DATA EXCERPTS
────────────────────────────────────────
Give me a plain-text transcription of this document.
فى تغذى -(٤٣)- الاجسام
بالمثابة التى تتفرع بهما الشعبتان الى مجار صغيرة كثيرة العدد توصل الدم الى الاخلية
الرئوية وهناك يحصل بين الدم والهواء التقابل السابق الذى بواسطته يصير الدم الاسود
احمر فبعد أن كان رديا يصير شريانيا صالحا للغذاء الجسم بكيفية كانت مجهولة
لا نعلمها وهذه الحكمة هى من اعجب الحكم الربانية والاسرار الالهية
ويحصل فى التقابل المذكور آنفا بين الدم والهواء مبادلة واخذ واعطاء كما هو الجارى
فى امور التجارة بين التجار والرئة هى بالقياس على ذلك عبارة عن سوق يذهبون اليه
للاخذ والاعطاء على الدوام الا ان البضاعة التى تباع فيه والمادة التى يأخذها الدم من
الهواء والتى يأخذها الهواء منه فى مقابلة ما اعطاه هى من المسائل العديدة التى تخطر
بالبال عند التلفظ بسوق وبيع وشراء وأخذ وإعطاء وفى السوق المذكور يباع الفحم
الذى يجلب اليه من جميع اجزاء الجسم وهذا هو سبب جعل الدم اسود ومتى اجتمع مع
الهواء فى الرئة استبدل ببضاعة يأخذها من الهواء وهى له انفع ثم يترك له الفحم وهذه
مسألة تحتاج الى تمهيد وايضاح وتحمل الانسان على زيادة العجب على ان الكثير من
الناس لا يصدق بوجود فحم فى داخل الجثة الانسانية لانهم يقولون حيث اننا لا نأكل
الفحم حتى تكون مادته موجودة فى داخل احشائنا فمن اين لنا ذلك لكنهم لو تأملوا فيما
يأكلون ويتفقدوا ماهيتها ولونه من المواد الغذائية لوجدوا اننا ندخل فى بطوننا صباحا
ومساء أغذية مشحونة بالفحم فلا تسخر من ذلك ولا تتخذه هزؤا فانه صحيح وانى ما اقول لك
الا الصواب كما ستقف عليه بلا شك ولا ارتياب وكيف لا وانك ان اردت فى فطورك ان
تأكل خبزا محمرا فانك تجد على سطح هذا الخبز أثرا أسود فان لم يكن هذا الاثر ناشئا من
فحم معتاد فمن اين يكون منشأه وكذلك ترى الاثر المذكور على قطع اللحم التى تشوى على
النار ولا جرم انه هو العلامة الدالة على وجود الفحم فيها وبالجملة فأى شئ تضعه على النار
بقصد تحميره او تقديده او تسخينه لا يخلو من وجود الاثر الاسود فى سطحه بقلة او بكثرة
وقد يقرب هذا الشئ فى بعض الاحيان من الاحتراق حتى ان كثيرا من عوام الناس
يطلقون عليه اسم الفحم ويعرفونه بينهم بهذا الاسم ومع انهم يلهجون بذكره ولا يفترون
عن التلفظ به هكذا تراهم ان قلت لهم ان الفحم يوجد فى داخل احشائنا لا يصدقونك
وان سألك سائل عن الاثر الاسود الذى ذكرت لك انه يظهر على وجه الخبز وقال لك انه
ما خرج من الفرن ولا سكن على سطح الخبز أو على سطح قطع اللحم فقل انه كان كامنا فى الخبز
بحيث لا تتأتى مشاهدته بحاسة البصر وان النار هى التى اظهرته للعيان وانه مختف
────────────────────────────────────────
REQUIREMENTS
Copy the lines from the entries above in which the word "داخل" appears.

WRITTEN SOLUTION
الناس لا يصدق بوجود فحم فى داخل الجثة الانسانية لانهم يقولون حيث اننا لا نأكل
الفحم حتى تكون مادته موجودة فى داخل احشائنا فمن اين لنا ذلك لكنهم لو تأملوا فيما
عن التلفظ به هكذا تراهم ان قلت لهم ان الفحم يوجد فى داخل احشائنا لا يصدقونك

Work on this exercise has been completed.